--- begin ---
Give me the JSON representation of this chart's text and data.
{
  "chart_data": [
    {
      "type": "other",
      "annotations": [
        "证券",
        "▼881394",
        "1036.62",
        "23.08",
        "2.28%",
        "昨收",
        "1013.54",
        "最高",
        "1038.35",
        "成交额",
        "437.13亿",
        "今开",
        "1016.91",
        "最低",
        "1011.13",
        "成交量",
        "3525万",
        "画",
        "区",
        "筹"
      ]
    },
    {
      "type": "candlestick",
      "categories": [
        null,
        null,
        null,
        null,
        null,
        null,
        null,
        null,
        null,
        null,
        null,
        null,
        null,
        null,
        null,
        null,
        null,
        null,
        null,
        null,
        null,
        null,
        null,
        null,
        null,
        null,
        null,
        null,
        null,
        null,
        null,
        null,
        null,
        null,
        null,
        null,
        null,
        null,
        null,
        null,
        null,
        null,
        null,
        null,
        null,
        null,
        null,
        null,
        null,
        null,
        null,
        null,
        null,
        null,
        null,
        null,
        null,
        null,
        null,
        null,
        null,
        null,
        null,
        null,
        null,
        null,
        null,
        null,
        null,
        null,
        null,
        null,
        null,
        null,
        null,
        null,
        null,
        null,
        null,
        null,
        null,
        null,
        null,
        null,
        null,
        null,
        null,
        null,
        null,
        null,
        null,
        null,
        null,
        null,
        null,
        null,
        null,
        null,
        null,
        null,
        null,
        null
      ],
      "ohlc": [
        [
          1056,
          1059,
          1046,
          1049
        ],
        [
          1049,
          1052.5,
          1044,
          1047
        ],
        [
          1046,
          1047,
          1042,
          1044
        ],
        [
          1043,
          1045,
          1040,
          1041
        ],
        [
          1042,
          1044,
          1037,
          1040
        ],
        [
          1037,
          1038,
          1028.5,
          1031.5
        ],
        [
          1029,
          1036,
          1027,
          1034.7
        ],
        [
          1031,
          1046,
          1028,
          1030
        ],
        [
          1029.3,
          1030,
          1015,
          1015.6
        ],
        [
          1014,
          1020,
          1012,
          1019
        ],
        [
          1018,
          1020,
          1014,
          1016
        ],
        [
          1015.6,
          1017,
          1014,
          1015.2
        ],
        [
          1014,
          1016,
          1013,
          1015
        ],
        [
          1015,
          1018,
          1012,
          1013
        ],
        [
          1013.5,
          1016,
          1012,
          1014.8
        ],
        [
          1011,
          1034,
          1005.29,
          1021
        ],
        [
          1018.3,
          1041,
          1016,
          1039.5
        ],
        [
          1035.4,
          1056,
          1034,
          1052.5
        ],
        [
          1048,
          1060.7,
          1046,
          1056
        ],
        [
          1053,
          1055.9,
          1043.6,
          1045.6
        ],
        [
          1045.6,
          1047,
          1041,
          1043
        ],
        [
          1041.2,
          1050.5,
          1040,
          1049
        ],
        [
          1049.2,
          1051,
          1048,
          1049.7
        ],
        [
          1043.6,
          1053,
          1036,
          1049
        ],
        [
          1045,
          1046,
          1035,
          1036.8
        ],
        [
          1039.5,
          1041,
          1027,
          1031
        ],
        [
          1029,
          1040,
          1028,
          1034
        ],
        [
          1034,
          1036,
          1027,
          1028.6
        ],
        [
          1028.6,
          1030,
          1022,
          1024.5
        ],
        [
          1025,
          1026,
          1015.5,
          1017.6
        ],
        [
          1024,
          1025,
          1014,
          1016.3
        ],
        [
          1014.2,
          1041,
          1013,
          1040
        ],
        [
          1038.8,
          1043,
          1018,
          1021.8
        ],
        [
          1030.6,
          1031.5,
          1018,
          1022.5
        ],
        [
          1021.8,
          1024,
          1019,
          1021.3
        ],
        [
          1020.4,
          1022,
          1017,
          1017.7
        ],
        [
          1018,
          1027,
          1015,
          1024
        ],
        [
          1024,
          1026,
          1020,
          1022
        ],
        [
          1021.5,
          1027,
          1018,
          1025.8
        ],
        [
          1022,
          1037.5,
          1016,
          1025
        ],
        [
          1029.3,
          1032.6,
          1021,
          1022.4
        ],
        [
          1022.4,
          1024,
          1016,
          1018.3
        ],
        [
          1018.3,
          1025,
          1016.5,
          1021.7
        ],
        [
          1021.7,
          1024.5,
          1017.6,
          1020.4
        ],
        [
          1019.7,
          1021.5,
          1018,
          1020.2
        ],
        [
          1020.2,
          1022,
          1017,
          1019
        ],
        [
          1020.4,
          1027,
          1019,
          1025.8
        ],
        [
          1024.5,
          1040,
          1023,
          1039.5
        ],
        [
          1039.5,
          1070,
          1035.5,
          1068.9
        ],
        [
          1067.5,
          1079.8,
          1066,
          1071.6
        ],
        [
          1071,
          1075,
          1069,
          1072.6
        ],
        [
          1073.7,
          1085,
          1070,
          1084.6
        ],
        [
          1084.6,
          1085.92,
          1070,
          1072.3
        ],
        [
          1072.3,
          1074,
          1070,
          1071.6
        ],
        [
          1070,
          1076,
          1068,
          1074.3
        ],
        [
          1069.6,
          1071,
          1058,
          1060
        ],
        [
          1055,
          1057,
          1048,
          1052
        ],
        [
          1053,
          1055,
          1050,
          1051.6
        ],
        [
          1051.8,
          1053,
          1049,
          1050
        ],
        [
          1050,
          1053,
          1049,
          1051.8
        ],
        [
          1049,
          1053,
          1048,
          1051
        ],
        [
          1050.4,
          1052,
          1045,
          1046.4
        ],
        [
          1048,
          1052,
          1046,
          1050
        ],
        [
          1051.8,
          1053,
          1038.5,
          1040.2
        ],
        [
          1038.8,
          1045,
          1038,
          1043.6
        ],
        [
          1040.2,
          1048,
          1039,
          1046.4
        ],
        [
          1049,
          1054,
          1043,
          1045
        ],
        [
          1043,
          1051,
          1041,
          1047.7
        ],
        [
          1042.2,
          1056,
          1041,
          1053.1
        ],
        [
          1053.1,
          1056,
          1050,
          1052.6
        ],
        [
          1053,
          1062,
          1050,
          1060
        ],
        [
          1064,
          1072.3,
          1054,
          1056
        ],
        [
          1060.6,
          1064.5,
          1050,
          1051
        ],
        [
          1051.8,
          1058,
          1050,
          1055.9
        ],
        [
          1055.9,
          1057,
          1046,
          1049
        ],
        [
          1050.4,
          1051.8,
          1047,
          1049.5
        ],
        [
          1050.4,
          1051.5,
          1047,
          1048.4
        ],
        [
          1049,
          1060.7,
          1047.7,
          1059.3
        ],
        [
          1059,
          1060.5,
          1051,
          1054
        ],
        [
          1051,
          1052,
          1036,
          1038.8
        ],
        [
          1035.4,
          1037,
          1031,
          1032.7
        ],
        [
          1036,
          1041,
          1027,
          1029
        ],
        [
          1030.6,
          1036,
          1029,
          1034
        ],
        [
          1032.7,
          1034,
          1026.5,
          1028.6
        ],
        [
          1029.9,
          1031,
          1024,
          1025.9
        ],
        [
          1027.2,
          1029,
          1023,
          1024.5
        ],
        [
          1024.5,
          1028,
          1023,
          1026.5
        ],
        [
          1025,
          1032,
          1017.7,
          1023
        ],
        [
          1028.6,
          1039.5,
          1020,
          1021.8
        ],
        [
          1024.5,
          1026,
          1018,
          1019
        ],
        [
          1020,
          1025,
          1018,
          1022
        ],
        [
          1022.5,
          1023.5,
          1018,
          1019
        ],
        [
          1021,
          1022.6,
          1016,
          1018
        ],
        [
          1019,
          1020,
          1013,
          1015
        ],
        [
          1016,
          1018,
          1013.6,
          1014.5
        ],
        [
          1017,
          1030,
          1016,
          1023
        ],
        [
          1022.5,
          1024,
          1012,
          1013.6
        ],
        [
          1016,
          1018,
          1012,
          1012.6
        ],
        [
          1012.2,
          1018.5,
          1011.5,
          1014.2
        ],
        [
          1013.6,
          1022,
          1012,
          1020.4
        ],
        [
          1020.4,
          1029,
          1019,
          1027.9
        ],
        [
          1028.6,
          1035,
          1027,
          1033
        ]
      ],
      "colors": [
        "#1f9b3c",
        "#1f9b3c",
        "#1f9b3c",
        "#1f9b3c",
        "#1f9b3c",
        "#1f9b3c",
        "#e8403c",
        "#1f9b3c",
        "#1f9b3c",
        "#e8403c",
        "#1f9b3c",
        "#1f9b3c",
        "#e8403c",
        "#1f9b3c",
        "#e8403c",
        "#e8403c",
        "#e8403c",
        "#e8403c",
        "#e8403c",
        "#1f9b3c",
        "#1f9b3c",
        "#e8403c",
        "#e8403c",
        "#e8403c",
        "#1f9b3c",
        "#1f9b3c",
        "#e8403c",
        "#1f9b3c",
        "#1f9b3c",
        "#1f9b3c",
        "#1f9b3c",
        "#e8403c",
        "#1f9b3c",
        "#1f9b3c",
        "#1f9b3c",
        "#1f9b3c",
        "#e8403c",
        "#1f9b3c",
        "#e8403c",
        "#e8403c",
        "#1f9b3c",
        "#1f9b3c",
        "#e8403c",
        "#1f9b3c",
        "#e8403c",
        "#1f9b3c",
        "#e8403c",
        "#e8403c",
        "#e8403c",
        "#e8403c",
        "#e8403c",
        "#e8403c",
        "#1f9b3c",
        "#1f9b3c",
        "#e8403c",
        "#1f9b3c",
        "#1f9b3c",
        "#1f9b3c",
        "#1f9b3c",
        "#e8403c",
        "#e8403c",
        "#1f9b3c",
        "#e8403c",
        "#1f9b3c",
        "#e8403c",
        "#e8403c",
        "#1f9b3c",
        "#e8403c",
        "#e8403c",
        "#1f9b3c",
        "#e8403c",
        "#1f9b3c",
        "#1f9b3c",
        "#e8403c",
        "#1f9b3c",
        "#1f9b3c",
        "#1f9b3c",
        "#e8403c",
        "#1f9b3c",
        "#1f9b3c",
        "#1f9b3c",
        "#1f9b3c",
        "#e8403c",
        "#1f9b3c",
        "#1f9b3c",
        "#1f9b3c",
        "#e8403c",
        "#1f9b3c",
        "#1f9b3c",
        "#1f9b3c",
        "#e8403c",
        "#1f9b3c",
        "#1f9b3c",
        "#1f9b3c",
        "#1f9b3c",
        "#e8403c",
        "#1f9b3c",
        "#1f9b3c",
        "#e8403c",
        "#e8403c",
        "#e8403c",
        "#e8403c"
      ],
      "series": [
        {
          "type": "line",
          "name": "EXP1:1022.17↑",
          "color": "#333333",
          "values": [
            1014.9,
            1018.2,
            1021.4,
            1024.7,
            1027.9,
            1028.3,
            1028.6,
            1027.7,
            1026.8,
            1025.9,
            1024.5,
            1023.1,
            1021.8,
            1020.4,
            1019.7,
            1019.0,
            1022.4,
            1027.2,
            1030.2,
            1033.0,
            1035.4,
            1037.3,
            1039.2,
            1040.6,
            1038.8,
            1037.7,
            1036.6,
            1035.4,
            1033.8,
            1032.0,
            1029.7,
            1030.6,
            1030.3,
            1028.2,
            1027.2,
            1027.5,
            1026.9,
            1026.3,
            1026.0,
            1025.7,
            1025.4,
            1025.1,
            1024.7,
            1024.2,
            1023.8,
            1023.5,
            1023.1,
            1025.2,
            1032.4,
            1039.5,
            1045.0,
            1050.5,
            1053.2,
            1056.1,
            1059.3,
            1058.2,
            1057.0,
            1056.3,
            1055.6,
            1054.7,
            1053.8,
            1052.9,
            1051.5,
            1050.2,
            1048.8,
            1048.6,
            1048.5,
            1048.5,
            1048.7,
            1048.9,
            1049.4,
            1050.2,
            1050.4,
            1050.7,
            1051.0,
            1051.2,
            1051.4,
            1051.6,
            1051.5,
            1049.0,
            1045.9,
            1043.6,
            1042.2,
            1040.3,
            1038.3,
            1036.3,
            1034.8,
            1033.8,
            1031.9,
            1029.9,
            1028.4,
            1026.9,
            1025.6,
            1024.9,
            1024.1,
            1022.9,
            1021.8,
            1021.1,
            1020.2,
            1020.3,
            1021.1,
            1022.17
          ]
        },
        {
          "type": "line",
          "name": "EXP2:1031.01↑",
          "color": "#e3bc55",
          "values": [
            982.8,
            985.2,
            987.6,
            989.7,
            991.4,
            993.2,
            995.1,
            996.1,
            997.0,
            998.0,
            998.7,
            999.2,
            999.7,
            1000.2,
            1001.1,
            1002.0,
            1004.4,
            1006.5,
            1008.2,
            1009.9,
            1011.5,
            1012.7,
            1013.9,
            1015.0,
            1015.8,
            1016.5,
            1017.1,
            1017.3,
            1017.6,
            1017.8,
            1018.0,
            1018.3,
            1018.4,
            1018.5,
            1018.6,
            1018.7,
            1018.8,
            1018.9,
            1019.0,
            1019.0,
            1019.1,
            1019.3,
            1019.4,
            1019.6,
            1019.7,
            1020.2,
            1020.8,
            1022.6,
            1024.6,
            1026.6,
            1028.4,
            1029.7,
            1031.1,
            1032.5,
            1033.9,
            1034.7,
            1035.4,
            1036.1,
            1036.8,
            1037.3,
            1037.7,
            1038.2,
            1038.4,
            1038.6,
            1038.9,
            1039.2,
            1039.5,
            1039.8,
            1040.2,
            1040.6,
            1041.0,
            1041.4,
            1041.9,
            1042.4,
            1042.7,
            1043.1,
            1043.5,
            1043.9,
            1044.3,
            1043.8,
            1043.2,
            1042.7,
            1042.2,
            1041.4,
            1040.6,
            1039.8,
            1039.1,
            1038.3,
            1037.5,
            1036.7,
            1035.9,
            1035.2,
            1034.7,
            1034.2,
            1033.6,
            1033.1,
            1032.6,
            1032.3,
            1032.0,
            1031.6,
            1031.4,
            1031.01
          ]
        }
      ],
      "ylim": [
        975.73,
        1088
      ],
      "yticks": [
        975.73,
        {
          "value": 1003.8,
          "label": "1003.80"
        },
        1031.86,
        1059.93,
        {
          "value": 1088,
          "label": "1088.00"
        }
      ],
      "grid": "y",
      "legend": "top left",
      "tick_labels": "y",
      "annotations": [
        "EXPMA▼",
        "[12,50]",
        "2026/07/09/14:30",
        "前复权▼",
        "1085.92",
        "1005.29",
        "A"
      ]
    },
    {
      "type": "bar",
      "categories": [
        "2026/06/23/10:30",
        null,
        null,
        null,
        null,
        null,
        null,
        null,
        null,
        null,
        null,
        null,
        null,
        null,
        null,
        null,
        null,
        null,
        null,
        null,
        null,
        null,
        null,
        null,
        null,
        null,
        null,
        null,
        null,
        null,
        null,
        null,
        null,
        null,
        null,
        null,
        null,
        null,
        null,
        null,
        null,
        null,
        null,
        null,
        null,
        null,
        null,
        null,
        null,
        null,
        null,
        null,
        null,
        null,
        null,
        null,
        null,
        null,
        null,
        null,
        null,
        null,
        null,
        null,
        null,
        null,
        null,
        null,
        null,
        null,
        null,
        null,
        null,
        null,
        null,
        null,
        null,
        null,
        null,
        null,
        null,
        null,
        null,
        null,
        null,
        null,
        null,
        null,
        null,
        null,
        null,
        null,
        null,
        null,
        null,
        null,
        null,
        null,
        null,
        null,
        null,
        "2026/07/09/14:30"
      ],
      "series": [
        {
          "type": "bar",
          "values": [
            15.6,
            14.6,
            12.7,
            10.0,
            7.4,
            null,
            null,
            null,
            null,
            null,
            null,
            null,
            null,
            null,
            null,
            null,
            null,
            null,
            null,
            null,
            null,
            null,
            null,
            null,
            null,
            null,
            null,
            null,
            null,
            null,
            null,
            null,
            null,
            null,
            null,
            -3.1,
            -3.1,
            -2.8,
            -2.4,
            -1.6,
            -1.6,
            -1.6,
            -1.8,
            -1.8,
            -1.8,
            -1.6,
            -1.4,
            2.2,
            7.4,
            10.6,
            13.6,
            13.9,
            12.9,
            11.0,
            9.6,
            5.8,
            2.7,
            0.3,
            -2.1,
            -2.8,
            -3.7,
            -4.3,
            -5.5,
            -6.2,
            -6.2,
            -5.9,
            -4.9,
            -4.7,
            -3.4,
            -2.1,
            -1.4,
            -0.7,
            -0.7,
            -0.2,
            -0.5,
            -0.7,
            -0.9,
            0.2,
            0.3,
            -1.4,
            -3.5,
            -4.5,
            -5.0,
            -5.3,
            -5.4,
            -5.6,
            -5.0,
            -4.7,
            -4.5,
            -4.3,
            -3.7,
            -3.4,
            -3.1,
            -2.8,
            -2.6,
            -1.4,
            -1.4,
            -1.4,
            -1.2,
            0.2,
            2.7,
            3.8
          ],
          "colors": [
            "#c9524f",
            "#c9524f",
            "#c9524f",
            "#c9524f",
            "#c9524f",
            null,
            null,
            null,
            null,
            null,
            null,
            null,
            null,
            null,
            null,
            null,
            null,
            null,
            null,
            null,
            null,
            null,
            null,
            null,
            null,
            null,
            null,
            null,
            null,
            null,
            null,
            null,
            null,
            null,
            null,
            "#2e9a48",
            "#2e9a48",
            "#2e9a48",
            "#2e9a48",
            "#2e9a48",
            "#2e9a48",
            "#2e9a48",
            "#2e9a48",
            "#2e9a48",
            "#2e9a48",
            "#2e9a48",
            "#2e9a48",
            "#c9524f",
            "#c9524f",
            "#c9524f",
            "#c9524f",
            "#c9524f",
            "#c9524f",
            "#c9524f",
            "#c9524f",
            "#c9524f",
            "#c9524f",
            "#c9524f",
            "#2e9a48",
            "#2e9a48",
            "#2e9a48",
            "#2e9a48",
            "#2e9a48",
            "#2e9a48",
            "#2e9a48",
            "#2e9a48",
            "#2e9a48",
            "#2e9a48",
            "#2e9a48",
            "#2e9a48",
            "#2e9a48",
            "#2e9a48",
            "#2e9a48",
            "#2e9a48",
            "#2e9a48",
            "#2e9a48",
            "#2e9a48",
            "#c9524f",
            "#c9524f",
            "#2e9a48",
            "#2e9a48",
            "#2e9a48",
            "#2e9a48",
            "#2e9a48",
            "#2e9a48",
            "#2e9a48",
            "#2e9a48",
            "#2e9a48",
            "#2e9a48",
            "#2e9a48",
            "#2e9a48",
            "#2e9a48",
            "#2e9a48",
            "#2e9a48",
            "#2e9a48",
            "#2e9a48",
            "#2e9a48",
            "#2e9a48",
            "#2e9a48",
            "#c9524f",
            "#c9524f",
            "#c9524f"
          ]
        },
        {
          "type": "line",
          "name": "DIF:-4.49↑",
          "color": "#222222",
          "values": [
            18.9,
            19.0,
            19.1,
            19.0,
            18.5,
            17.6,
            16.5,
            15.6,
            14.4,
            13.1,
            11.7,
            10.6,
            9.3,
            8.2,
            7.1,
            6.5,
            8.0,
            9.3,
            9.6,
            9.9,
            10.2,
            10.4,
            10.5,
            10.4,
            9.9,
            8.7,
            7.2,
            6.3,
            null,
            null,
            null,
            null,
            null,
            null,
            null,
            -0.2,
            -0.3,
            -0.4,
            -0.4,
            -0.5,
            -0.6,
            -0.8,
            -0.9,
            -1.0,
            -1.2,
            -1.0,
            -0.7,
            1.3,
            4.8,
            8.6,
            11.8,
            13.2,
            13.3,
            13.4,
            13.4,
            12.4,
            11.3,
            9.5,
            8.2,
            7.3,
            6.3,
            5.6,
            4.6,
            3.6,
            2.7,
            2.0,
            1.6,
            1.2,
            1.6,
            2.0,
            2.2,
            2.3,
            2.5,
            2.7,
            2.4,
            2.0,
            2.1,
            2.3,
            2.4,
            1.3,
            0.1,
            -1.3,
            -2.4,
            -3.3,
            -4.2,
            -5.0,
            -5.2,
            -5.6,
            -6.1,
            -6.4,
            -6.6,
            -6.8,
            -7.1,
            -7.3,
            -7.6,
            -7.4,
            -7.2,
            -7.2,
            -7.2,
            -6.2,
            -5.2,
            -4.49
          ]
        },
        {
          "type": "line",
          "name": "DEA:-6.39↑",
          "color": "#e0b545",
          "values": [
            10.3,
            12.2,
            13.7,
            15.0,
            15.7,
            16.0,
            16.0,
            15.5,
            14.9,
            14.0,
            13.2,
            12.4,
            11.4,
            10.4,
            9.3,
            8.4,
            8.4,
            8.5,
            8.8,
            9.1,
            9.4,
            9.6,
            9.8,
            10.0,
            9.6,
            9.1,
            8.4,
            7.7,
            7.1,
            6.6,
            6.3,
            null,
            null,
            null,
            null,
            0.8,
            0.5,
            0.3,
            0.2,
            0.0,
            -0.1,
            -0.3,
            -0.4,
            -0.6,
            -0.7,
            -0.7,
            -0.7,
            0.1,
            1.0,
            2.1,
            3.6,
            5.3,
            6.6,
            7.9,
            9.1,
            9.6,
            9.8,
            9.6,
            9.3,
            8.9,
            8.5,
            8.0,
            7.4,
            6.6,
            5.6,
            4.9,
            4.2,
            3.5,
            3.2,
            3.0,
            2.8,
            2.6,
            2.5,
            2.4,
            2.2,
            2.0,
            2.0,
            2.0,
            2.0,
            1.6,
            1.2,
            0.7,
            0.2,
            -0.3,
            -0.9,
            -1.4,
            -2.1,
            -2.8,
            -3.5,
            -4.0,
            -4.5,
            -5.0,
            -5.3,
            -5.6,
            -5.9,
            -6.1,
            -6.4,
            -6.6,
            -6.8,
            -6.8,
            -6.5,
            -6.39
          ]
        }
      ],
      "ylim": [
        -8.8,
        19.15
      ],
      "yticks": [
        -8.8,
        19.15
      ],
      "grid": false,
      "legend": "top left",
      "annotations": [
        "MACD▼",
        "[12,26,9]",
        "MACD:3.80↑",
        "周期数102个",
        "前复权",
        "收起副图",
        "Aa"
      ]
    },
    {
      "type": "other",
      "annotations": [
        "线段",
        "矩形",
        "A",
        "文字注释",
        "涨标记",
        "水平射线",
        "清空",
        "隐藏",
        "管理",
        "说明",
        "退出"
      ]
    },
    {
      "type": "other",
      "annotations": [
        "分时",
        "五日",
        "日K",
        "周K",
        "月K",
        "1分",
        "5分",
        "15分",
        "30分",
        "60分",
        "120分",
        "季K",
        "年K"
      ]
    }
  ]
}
--- end ---
GIVEN EXERCISE: Go through the data above and find the lines with the word "name". Copy each of those lines.

OUTPUT OF THE TASK:
          "name": "EXP1:1022.17↑",
          "name": "EXP2:1031.01↑",
          "name": "DIF:-4.49↑",
          "name": "DEA:-6.39↑",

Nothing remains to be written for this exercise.